### Written exercise
Set down every entry word for word. Omit the pictures.

* BEGIN Material for this exercise *

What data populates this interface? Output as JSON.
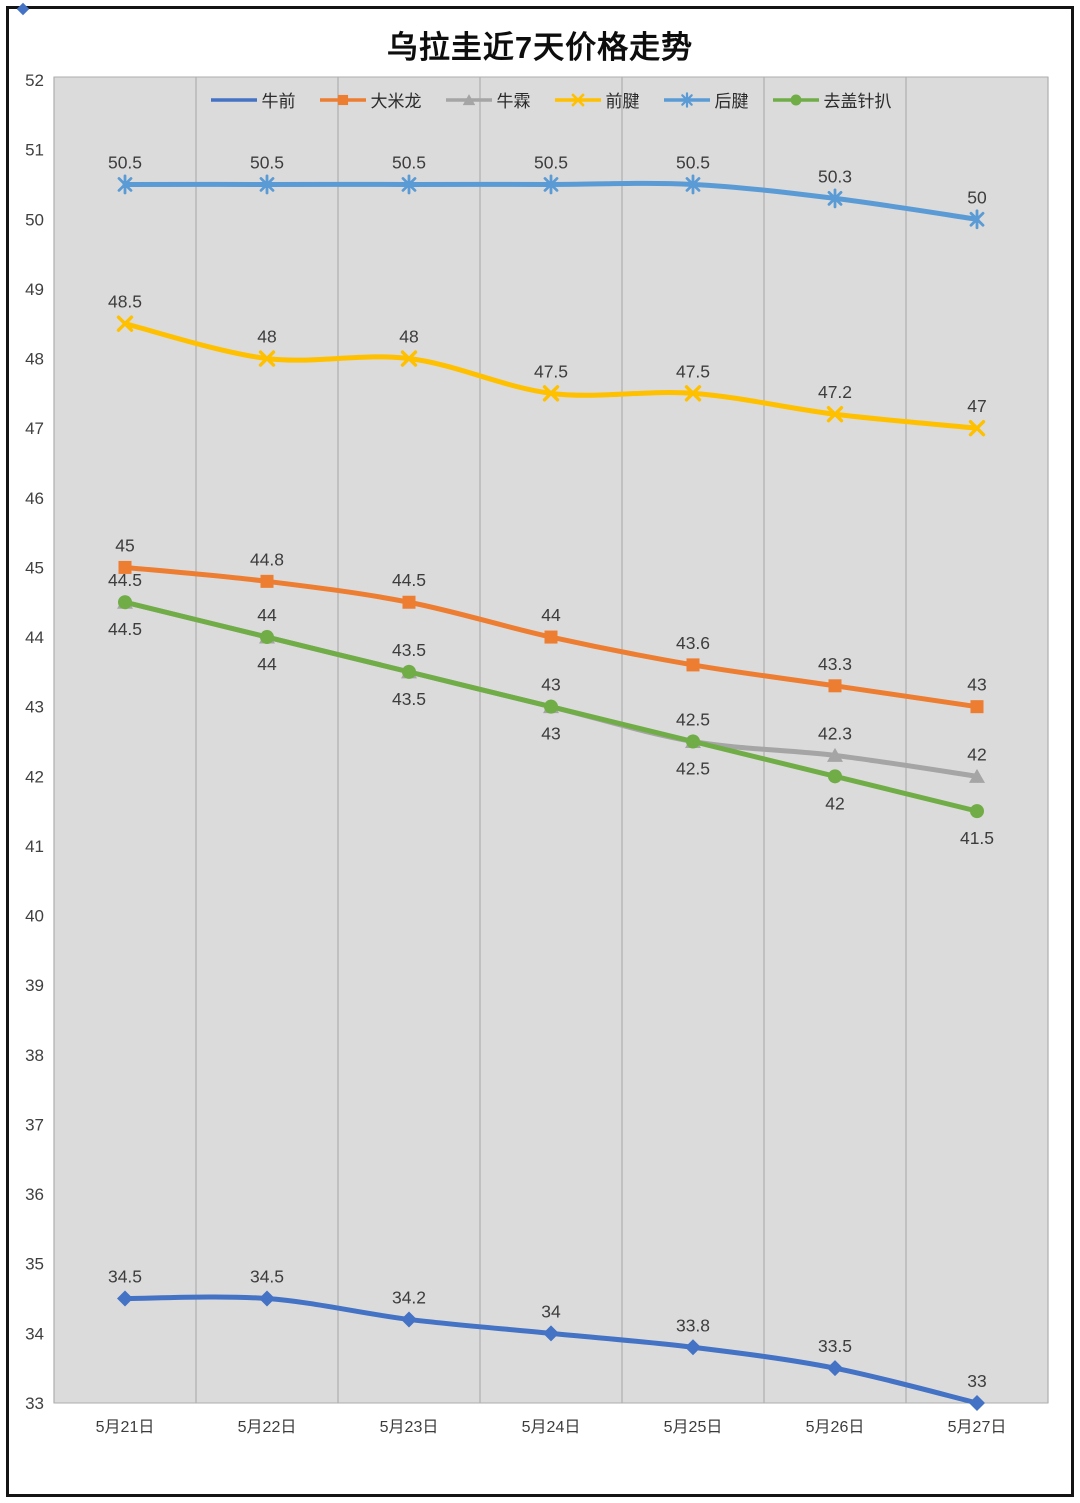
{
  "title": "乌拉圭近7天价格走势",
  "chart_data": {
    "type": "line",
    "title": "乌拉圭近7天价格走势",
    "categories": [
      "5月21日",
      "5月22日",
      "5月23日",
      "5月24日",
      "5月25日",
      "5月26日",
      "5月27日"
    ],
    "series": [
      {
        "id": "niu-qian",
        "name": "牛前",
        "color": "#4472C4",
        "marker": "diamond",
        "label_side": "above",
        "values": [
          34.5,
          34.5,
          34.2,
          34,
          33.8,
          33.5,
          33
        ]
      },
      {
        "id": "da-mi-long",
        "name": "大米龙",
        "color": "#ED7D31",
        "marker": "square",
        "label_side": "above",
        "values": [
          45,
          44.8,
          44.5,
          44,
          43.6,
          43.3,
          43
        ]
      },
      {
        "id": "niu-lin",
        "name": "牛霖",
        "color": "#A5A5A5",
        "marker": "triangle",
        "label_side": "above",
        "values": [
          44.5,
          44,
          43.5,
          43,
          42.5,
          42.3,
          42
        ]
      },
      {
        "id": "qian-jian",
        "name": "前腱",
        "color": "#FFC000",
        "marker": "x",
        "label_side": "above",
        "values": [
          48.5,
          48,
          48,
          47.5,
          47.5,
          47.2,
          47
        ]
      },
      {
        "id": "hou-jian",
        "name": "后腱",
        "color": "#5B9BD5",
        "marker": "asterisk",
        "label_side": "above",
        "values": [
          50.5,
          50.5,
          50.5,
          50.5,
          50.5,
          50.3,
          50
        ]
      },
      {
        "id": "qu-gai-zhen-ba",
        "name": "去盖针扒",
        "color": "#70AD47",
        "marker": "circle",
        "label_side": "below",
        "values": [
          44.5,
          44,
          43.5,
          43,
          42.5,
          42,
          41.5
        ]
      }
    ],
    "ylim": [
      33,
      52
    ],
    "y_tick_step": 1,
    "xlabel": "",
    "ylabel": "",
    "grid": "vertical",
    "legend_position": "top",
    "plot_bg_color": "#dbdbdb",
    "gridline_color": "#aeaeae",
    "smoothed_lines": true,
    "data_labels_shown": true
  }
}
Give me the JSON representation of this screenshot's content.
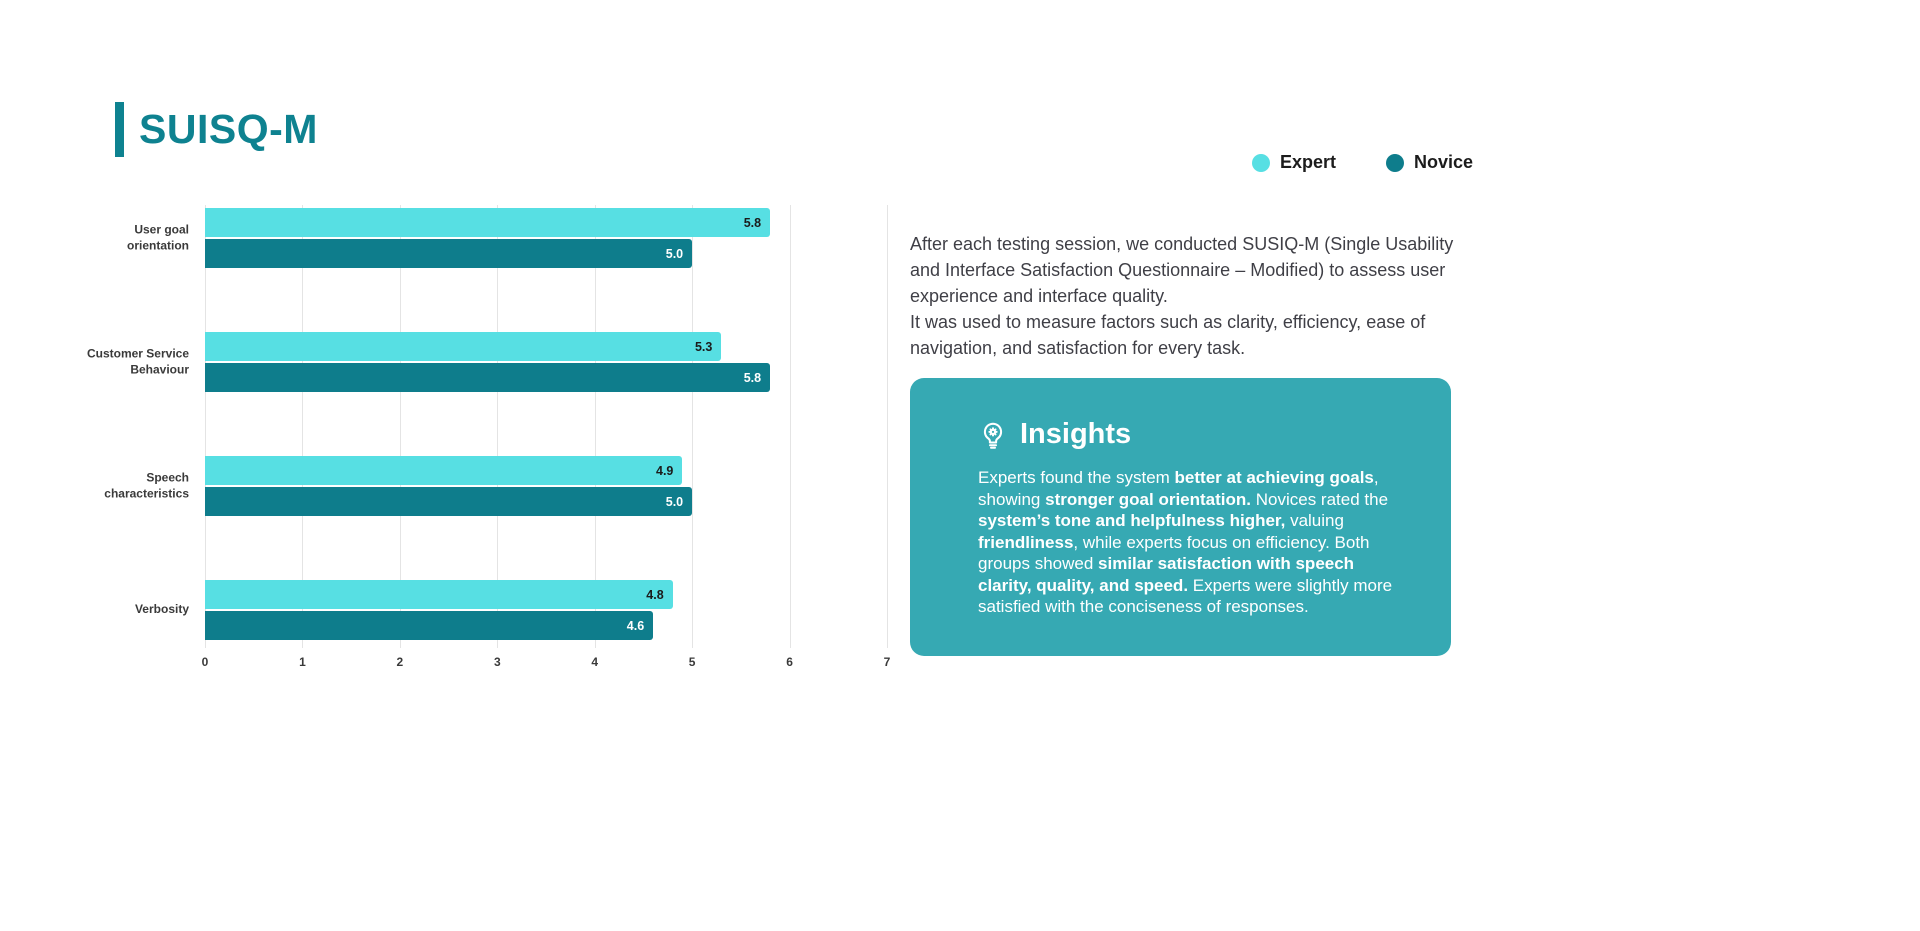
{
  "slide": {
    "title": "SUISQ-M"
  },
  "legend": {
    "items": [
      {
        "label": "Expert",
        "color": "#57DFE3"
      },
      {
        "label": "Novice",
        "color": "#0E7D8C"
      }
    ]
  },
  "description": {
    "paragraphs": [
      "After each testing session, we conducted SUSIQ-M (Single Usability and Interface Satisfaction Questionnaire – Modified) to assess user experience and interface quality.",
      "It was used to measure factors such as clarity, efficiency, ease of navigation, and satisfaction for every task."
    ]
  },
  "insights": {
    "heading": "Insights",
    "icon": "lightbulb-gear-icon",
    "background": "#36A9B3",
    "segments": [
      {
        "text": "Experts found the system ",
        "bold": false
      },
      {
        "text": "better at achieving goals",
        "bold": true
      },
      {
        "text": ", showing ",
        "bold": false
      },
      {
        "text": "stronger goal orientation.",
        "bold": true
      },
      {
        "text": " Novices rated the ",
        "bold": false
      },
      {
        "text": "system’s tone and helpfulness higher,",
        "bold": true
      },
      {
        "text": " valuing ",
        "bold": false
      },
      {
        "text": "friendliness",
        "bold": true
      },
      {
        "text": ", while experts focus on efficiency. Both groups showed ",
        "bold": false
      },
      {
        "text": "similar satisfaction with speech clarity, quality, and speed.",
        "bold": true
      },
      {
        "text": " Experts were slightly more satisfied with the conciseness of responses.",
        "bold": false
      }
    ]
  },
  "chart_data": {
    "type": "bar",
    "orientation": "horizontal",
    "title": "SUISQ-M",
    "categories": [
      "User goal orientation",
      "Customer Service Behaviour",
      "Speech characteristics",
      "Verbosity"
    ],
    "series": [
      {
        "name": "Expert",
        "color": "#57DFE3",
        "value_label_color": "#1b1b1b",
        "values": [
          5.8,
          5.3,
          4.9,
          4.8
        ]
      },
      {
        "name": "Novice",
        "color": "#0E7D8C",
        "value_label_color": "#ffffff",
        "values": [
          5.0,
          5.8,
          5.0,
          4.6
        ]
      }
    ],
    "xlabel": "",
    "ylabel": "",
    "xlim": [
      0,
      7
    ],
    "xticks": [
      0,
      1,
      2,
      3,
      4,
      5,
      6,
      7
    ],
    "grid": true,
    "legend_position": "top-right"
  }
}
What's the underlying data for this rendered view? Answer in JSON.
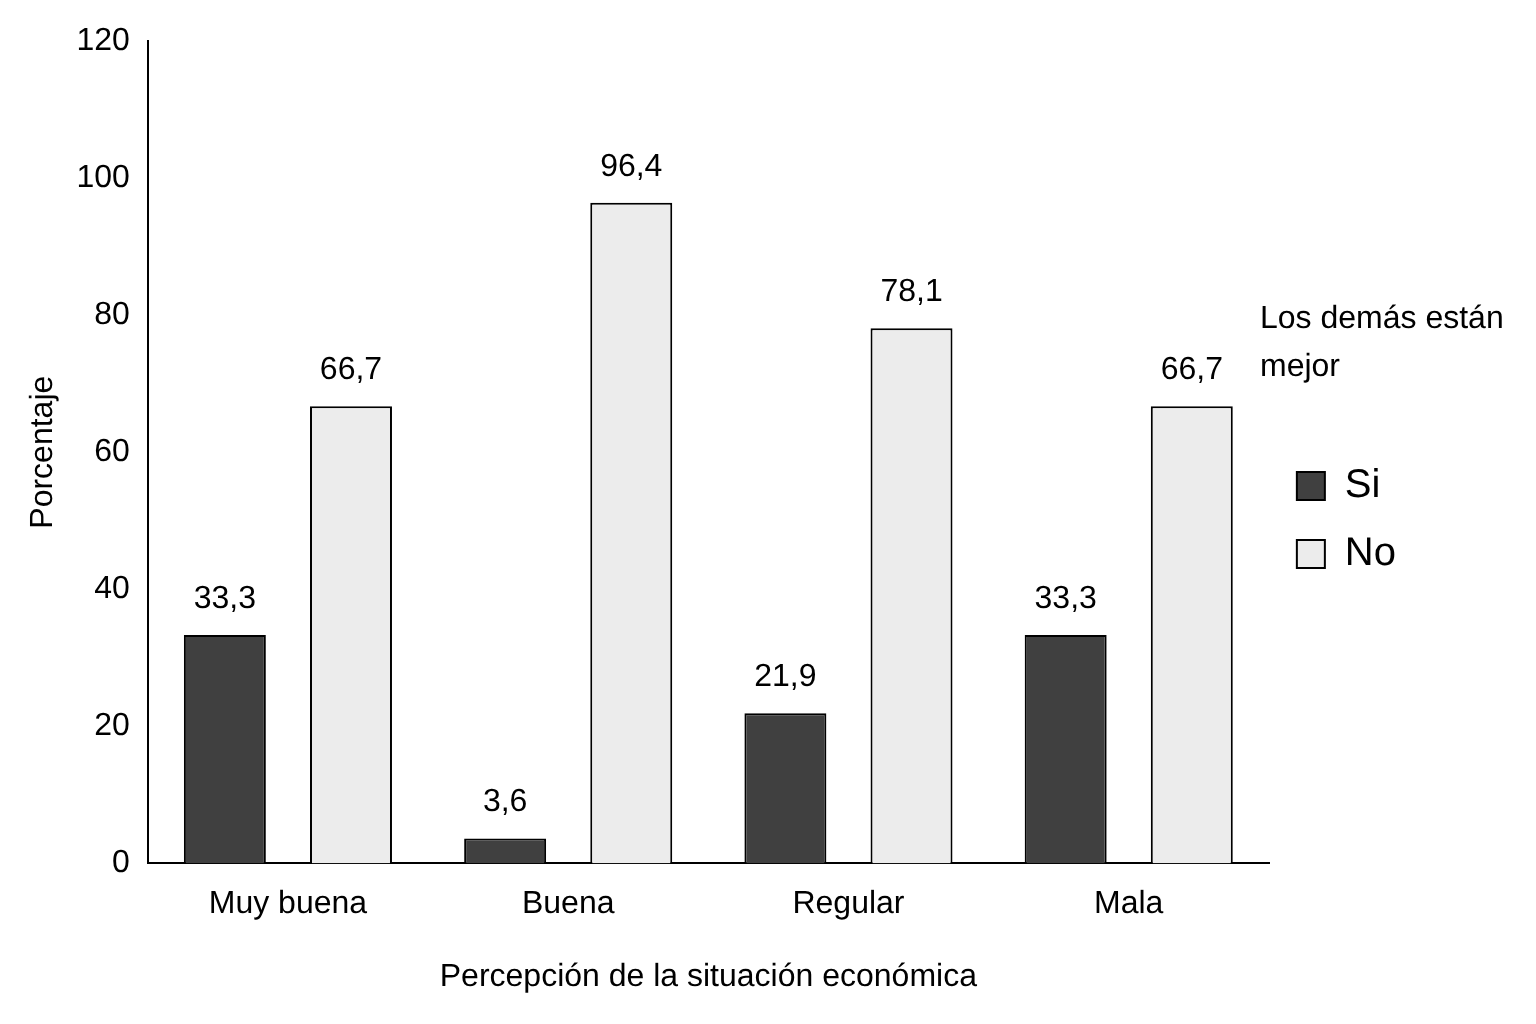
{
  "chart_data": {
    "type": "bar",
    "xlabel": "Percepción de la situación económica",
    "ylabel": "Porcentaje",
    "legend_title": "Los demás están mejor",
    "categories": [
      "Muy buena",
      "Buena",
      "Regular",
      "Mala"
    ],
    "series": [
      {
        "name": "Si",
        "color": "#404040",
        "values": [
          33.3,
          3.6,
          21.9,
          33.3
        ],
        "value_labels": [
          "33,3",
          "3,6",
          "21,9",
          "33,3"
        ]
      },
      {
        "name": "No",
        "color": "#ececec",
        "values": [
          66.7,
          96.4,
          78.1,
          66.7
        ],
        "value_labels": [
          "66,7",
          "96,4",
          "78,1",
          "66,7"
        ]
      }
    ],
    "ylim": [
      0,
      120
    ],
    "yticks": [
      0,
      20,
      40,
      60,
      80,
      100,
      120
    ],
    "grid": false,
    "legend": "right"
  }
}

* END Material for this exercise *

### Solved problem
What data populates this interface? Output as JSON.
{
  "title": "乌拉圭近7天价格走势",
  "chart_data": {
    "type": "line",
    "title": "乌拉圭近7天价格走势",
    "categories": [
      "5月21日",
      "5月22日",
      "5月23日",
      "5月24日",
      "5月25日",
      "5月26日",
      "5月27日"
    ],
    "series": [
      {
        "id": "niu-qian",
        "name": "牛前",
        "color": "#4472C4",
        "marker": "diamond",
        "label_side": "above",
        "values": [
          34.5,
          34.5,
          34.2,
          34,
          33.8,
          33.5,
          33
        ]
      },
      {
        "id": "da-mi-long",
        "name": "大米龙",
        "color": "#ED7D31",
        "marker": "square",
        "label_side": "above",
        "values": [
          45,
          44.8,
          44.5,
          44,
          43.6,
          43.3,
          43
        ]
      },
      {
        "id": "niu-lin",
        "name": "牛霖",
        "color": "#A5A5A5",
        "marker": "triangle",
        "label_side": "above",
        "values": [
          44.5,
          44,
          43.5,
          43,
          42.5,
          42.3,
          42
        ]
      },
      {
        "id": "qian-jian",
        "name": "前腱",
        "color": "#FFC000",
        "marker": "x",
        "label_side": "above",
        "values": [
          48.5,
          48,
          48,
          47.5,
          47.5,
          47.2,
          47
        ]
      },
      {
        "id": "hou-jian",
        "name": "后腱",
        "color": "#5B9BD5",
        "marker": "asterisk",
        "label_side": "above",
        "values": [
          50.5,
          50.5,
          50.5,
          50.5,
          50.5,
          50.3,
          50
        ]
      },
      {
        "id": "qu-gai-zhen-ba",
        "name": "去盖针扒",
        "color": "#70AD47",
        "marker": "circle",
        "label_side": "below",
        "values": [
          44.5,
          44,
          43.5,
          43,
          42.5,
          42,
          41.5
        ]
      }
    ],
    "ylim": [
      33,
      52
    ],
    "y_tick_step": 1,
    "xlabel": "",
    "ylabel": "",
    "grid": "vertical",
    "legend_position": "top",
    "plot_bg_color": "#dbdbdb",
    "gridline_color": "#aeaeae",
    "smoothed_lines": true,
    "data_labels_shown": true
  }
}
Give me the JSON representation of this screenshot's content.
{
  "slide": {
    "title": "SUISQ-M"
  },
  "legend": {
    "items": [
      {
        "label": "Expert",
        "color": "#57DFE3"
      },
      {
        "label": "Novice",
        "color": "#0E7D8C"
      }
    ]
  },
  "description": {
    "paragraphs": [
      "After each testing session, we conducted SUSIQ-M (Single Usability and Interface Satisfaction Questionnaire – Modified) to assess user experience and interface quality.",
      "It was used to measure factors such as clarity, efficiency, ease of navigation, and satisfaction for every task."
    ]
  },
  "insights": {
    "heading": "Insights",
    "icon": "lightbulb-gear-icon",
    "background": "#36A9B3",
    "segments": [
      {
        "text": "Experts found the system ",
        "bold": false
      },
      {
        "text": "better at achieving goals",
        "bold": true
      },
      {
        "text": ", showing ",
        "bold": false
      },
      {
        "text": "stronger goal orientation.",
        "bold": true
      },
      {
        "text": " Novices rated the ",
        "bold": false
      },
      {
        "text": "system’s tone and helpfulness higher,",
        "bold": true
      },
      {
        "text": " valuing ",
        "bold": false
      },
      {
        "text": "friendliness",
        "bold": true
      },
      {
        "text": ", while experts focus on efficiency. Both groups showed ",
        "bold": false
      },
      {
        "text": "similar satisfaction with speech clarity, quality, and speed.",
        "bold": true
      },
      {
        "text": " Experts were slightly more satisfied with the conciseness of responses.",
        "bold": false
      }
    ]
  },
  "chart_data": {
    "type": "bar",
    "orientation": "horizontal",
    "title": "SUISQ-M",
    "categories": [
      "User goal orientation",
      "Customer Service Behaviour",
      "Speech characteristics",
      "Verbosity"
    ],
    "series": [
      {
        "name": "Expert",
        "color": "#57DFE3",
        "value_label_color": "#1b1b1b",
        "values": [
          5.8,
          5.3,
          4.9,
          4.8
        ]
      },
      {
        "name": "Novice",
        "color": "#0E7D8C",
        "value_label_color": "#ffffff",
        "values": [
          5.0,
          5.8,
          5.0,
          4.6
        ]
      }
    ],
    "xlabel": "",
    "ylabel": "",
    "xlim": [
      0,
      7
    ],
    "xticks": [
      0,
      1,
      2,
      3,
      4,
      5,
      6,
      7
    ],
    "grid": true,
    "legend_position": "top-right"
  }
}
What's the underlying data for this rendered view? Answer in JSON.
{
  "chart_data": {
    "type": "bar",
    "xlabel": "Percepción de la situación económica",
    "ylabel": "Porcentaje",
    "legend_title": "Los demás están mejor",
    "categories": [
      "Muy buena",
      "Buena",
      "Regular",
      "Mala"
    ],
    "series": [
      {
        "name": "Si",
        "color": "#404040",
        "values": [
          33.3,
          3.6,
          21.9,
          33.3
        ],
        "value_labels": [
          "33,3",
          "3,6",
          "21,9",
          "33,3"
        ]
      },
      {
        "name": "No",
        "color": "#ececec",
        "values": [
          66.7,
          96.4,
          78.1,
          66.7
        ],
        "value_labels": [
          "66,7",
          "96,4",
          "78,1",
          "66,7"
        ]
      }
    ],
    "ylim": [
      0,
      120
    ],
    "yticks": [
      0,
      20,
      40,
      60,
      80,
      100,
      120
    ],
    "grid": false,
    "legend": "right"
  }
}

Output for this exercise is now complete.